[Data records]
________________________
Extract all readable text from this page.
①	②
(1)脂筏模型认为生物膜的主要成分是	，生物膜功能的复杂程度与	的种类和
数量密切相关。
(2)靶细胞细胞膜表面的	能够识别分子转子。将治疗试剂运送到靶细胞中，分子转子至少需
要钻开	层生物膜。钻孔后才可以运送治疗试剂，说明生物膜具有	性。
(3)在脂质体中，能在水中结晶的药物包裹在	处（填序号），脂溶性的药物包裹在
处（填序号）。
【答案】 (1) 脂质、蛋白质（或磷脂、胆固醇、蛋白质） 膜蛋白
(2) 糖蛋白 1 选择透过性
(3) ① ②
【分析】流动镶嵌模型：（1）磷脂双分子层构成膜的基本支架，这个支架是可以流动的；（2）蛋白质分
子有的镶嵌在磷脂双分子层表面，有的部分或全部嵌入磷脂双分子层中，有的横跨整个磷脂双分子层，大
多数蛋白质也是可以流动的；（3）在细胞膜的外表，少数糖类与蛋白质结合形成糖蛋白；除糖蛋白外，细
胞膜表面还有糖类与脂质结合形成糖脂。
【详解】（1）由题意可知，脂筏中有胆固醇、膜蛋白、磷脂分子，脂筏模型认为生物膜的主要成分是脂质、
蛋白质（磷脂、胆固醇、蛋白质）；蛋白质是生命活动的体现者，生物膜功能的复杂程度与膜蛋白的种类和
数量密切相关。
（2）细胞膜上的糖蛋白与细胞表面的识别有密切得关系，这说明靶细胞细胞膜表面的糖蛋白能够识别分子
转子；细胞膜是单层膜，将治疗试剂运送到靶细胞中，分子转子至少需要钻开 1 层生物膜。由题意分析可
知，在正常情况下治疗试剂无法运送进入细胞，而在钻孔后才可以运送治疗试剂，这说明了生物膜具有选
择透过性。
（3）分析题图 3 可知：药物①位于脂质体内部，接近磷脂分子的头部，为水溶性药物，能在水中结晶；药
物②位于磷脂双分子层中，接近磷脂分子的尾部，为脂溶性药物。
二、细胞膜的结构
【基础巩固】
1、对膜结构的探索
________________________
Goal of the exercise → Set down the listing in full, keeping every word exactly as it is.

Written solution →
Extract all readable text from this page.
①	②
(1)脂筏模型认为生物膜的主要成分是	，生物膜功能的复杂程度与	的种类和
数量密切相关。
(2)靶细胞细胞膜表面的	能够识别分子转子。将治疗试剂运送到靶细胞中，分子转子至少需
要钻开	层生物膜。钻孔后才可以运送治疗试剂，说明生物膜具有	性。
(3)在脂质体中，能在水中结晶的药物包裹在	处（填序号），脂溶性的药物包裹在
处（填序号）。
【答案】 (1) 脂质、蛋白质（或磷脂、胆固醇、蛋白质） 膜蛋白
(2) 糖蛋白 1 选择透过性
(3) ① ②
【分析】流动镶嵌模型：（1）磷脂双分子层构成膜的基本支架，这个支架是可以流动的；（2）蛋白质分
子有的镶嵌在磷脂双分子层表面，有的部分或全部嵌入磷脂双分子层中，有的横跨整个磷脂双分子层，大
多数蛋白质也是可以流动的；（3）在细胞膜的外表，少数糖类与蛋白质结合形成糖蛋白；除糖蛋白外，细
胞膜表面还有糖类与脂质结合形成糖脂。
【详解】（1）由题意可知，脂筏中有胆固醇、膜蛋白、磷脂分子，脂筏模型认为生物膜的主要成分是脂质、
蛋白质（磷脂、胆固醇、蛋白质）；蛋白质是生命活动的体现者，生物膜功能的复杂程度与膜蛋白的种类和
数量密切相关。
（2）细胞膜上的糖蛋白与细胞表面的识别有密切得关系，这说明靶细胞细胞膜表面的糖蛋白能够识别分子
转子；细胞膜是单层膜，将治疗试剂运送到靶细胞中，分子转子至少需要钻开 1 层生物膜。由题意分析可
知，在正常情况下治疗试剂无法运送进入细胞，而在钻孔后才可以运送治疗试剂，这说明了生物膜具有选
择透过性。
（3）分析题图 3 可知：药物①位于脂质体内部，接近磷脂分子的头部，为水溶性药物，能在水中结晶；药
物②位于磷脂双分子层中，接近磷脂分子的尾部，为脂溶性药物。
二、细胞膜的结构
【基础巩固】
1、对膜结构的探索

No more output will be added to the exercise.